-- Text passage --
* * *

Thursday, March 11, 2010

Haunted

The below post written by me was published on the Alzheimer Reading Room blog today. 


In the midst of a conversation regarding a netbook with a salesman at Radio Shack I overheard a man raising his voice to another salesman at the register.  "This is ridiculous.  I have never had this happen before."  The salesman was telling him he was trying to use a debit card as opposed to credit.  Glancing over I could see an elderly gentleman with his nicely dressed wife standing right next to him holding on to his arm.  As he pulled out another card he must have flipped it at the salesman because I then heard him say, "Oh I am sorry.  I didn't mean to do that.  I am just really frustrated.  I had my wife at the doctors today.  She has Alzheimers."

In the meantime my salesman is explaining details to me about the netbook, but I can hardly listen as my heart immediately starts to ache for this man.  Sensing his frustration, I felt a need to go over to him and say, "I understand.  I know what you are going through."  I wanted to look into his eyes so he could see into mine and share a mutual understanding.  I came so close to doing so but the timing just was off and I wasn't sure my actions would be appreciated although I was willing to chance it.  By the time my salesman finished talking the couple was already heading out the door.  I remember feeling tempted to run after them.  Haunted was how I felt watching the husband leave with his wife shuffling along  by his side. 

All day I kept thinking about this man.....  lost dreams, lost companionship, lost conversation.   How lonely and isolating it must be to be the only one to shoulder the burden of dealing with this disease.  And yet I would venture to guess most caregivers are in this situation being the ONE (as Bob DeMarco says) and the only ONE.  Me.... even though I am the primary ONE.....there are 3 other family members helping each in their own way with Lily.  How blessed I really am.

1 comment:

  1. Kerry I sometimes must remind myself that I am indeed fortunate when it comes to Chrissy and not totally alone. Sometimes at our church I see a little elderly man holding tight to his wife who now has Alzheimer's. Sometimes I have seen their adult daughter with them. I need to check up on that little man and see how I can help. Writing this, I'm thinking the adult daughter might like to know about The Alzheimer's Reading Room!

* * *

-- Dataset extract --
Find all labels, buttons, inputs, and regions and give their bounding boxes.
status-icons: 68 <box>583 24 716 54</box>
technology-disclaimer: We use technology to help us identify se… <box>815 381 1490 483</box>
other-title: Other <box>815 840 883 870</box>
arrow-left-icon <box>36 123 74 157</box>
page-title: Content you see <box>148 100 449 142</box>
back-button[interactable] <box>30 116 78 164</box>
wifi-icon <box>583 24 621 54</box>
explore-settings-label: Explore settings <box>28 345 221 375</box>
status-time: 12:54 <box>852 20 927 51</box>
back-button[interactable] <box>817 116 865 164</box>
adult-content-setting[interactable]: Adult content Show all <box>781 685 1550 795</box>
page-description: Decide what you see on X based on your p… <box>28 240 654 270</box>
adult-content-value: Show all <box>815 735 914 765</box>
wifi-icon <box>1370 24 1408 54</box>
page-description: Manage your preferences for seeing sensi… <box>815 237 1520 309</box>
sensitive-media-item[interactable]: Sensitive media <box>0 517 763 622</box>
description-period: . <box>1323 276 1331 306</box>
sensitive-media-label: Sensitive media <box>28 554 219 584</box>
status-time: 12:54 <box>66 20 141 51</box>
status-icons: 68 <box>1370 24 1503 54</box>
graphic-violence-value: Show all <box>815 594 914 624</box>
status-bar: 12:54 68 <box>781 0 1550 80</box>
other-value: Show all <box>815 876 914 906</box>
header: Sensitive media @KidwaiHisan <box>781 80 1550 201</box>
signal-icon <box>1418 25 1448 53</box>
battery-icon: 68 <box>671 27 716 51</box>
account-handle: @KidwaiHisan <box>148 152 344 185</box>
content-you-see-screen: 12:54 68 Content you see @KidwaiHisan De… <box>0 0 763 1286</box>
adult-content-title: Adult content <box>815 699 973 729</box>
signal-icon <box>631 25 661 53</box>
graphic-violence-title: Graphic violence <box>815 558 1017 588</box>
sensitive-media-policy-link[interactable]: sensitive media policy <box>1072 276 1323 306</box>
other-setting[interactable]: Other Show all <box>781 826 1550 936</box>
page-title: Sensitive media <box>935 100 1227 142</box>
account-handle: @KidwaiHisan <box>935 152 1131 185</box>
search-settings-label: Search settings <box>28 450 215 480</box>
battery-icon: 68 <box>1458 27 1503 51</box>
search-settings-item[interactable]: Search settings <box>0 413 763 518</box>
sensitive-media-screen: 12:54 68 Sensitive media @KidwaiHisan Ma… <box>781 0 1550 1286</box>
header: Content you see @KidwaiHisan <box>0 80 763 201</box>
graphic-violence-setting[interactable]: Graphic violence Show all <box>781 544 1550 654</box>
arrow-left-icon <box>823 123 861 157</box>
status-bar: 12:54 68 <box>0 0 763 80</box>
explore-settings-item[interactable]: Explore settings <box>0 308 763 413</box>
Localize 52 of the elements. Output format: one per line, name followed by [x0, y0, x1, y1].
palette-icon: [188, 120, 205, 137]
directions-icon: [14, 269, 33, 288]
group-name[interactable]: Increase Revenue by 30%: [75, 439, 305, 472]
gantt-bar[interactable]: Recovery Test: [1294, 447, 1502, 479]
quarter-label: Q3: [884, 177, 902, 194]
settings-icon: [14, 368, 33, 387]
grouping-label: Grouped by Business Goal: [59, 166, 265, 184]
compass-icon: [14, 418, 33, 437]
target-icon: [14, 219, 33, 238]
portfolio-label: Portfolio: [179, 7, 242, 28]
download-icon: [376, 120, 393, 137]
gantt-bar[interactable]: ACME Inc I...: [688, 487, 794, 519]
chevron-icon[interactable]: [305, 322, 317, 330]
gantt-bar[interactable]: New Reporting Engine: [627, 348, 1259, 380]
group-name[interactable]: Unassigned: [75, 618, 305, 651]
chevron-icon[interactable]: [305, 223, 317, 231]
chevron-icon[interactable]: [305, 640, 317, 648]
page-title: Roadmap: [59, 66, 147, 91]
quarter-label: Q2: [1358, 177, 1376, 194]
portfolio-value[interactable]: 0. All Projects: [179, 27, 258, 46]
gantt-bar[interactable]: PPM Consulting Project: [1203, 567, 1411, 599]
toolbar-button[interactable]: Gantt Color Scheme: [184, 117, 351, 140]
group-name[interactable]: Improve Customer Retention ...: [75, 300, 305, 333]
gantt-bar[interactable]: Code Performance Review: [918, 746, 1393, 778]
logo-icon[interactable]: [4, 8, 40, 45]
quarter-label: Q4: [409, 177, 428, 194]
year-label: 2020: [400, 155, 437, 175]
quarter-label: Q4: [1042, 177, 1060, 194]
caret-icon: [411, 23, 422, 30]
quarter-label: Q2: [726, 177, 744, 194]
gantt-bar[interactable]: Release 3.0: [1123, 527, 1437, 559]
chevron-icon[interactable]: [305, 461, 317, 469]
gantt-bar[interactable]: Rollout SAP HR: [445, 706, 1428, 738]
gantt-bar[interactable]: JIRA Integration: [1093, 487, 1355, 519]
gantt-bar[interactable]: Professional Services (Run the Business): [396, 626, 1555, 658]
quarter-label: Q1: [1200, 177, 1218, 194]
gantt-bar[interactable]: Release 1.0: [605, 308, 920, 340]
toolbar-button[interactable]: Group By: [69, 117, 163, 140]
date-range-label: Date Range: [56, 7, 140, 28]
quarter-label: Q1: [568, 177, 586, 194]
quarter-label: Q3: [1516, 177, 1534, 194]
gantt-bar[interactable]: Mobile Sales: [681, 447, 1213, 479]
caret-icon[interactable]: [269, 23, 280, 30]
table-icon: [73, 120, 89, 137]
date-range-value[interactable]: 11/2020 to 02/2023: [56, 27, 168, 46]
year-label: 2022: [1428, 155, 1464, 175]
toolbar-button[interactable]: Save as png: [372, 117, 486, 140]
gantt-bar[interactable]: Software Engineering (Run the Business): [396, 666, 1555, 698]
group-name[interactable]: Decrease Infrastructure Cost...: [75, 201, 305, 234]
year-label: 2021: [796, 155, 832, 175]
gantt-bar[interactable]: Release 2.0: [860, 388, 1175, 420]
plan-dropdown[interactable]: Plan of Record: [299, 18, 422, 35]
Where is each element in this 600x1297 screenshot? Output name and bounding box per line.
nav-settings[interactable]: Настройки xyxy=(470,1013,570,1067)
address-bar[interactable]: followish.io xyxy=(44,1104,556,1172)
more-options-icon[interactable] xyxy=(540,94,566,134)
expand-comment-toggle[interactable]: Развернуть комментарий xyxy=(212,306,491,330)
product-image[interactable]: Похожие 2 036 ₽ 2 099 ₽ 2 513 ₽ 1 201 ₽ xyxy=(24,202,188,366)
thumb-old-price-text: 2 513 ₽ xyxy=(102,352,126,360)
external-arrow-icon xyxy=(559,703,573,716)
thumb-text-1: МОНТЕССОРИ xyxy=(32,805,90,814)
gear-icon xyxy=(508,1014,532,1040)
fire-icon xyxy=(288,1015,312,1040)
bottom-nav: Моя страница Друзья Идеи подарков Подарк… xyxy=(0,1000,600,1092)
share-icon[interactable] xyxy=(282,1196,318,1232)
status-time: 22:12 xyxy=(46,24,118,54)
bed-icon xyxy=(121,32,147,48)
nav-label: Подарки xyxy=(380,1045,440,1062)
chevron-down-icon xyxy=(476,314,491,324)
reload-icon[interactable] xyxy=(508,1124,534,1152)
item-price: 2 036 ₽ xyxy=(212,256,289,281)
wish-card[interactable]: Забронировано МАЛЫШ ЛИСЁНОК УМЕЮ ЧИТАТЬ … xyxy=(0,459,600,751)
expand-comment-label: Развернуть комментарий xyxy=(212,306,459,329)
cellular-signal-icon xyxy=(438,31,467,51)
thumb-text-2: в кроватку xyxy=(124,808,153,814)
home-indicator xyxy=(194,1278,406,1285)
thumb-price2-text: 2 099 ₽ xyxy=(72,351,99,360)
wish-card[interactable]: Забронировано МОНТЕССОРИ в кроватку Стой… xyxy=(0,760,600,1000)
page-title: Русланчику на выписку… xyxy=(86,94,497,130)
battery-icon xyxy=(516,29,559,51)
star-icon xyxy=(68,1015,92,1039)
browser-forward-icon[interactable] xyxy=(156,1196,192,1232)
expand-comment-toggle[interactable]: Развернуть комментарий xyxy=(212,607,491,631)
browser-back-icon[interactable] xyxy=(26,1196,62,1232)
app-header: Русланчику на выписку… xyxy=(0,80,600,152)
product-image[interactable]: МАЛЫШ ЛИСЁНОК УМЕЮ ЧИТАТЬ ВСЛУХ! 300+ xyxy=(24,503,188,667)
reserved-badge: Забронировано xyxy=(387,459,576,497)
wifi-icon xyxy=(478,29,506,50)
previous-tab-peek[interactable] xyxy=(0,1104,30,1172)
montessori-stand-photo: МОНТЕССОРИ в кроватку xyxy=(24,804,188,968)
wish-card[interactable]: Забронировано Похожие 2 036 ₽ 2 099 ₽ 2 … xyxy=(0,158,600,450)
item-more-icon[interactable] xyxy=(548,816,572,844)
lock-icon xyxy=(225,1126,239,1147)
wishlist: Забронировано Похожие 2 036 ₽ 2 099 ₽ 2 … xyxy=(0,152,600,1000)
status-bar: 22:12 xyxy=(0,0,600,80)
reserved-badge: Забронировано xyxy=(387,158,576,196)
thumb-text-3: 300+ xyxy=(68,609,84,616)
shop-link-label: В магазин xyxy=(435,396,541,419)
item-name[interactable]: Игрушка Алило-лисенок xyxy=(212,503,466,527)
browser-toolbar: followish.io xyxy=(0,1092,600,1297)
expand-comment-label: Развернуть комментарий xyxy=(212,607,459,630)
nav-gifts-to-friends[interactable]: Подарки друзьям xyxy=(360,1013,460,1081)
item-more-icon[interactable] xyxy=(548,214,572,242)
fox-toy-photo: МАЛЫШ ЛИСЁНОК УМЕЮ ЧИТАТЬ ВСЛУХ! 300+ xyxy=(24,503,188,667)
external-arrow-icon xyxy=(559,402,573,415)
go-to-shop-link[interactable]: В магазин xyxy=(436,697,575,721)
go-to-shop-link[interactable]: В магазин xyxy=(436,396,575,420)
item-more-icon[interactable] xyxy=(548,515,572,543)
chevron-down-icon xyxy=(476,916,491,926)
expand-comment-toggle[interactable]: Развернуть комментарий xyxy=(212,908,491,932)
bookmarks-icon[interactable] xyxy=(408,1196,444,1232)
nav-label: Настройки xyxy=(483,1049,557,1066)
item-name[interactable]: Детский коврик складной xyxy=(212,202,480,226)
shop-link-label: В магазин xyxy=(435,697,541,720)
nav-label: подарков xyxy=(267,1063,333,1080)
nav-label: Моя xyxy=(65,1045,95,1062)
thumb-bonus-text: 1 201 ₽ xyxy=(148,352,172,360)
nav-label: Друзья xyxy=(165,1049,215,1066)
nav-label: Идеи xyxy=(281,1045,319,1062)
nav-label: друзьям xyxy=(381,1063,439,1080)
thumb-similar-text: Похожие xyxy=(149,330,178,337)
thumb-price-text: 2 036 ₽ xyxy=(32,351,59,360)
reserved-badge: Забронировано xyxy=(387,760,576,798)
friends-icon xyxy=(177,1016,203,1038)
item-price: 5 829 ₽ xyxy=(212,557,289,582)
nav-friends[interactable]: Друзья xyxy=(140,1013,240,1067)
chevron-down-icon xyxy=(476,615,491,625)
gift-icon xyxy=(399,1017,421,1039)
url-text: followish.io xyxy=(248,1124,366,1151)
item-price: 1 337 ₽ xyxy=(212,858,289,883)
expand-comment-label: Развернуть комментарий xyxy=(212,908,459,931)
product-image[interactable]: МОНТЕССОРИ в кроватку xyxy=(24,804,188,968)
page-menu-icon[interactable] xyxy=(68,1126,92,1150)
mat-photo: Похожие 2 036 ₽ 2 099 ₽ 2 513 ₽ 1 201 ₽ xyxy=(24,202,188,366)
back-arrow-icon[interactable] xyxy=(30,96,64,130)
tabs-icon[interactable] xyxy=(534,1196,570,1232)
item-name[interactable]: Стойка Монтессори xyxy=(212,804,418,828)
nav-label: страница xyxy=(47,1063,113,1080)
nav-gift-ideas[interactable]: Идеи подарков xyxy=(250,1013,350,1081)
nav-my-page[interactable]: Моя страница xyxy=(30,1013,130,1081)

* * *

-- Task prompt --
Retype the passage of the "Haunted" blog post above, starting at the words "1. Kerry I sometimes" and stopping after "Alzheimer's Reading Room!".

-- Response to this task --
1. Kerry I sometimes must remind myself that I am indeed fortunate when it comes to Chrissy and not totally alone. Sometimes at our church I see a little elderly man holding tight to his wife who now has Alzheimer's. Sometimes I have seen their adult daughter with them. I need to check up on that little man and see how I can help. Writing this, I'm thinking the adult daughter might like to know about The Alzheimer's Reading Room!